- Problem to solve -
Write out all of the data without omission, exactly as shown.

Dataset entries
• • •
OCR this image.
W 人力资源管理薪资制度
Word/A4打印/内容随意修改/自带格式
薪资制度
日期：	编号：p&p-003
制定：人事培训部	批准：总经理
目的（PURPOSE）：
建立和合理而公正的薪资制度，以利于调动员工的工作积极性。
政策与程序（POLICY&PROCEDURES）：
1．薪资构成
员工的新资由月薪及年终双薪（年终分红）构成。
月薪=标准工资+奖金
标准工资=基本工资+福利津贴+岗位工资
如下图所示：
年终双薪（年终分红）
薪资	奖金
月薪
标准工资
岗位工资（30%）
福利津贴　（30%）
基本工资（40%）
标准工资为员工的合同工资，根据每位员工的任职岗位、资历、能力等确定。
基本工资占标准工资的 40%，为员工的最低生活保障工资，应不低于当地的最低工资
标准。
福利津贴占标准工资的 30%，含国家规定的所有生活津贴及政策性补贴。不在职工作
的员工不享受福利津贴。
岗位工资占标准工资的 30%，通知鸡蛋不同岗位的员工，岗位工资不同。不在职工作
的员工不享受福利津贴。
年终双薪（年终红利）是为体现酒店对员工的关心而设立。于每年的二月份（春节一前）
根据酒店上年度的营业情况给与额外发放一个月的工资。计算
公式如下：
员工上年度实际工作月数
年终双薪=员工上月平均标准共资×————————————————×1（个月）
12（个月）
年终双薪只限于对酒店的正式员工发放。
• • •
- Task response -
OCR this image.
W 人力资源管理薪资制度
Word/A4打印/内容随意修改/自带格式
薪资制度
日期：	编号：p&p-003
制定：人事培训部	批准：总经理
目的（PURPOSE）：
建立和合理而公正的薪资制度，以利于调动员工的工作积极性。
政策与程序（POLICY&PROCEDURES）：
1．薪资构成
员工的新资由月薪及年终双薪（年终分红）构成。
月薪=标准工资+奖金
标准工资=基本工资+福利津贴+岗位工资
如下图所示：
年终双薪（年终分红）
薪资	奖金
月薪
标准工资
岗位工资（30%）
福利津贴　（30%）
基本工资（40%）
标准工资为员工的合同工资，根据每位员工的任职岗位、资历、能力等确定。
基本工资占标准工资的 40%，为员工的最低生活保障工资，应不低于当地的最低工资
标准。
福利津贴占标准工资的 30%，含国家规定的所有生活津贴及政策性补贴。不在职工作
的员工不享受福利津贴。
岗位工资占标准工资的 30%，通知鸡蛋不同岗位的员工，岗位工资不同。不在职工作
的员工不享受福利津贴。
年终双薪（年终红利）是为体现酒店对员工的关心而设立。于每年的二月份（春节一前）
根据酒店上年度的营业情况给与额外发放一个月的工资。计算
公式如下：
员工上年度实际工作月数
年终双薪=员工上月平均标准共资×————————————————×1（个月）
12（个月）
年终双薪只限于对酒店的正式员工发放。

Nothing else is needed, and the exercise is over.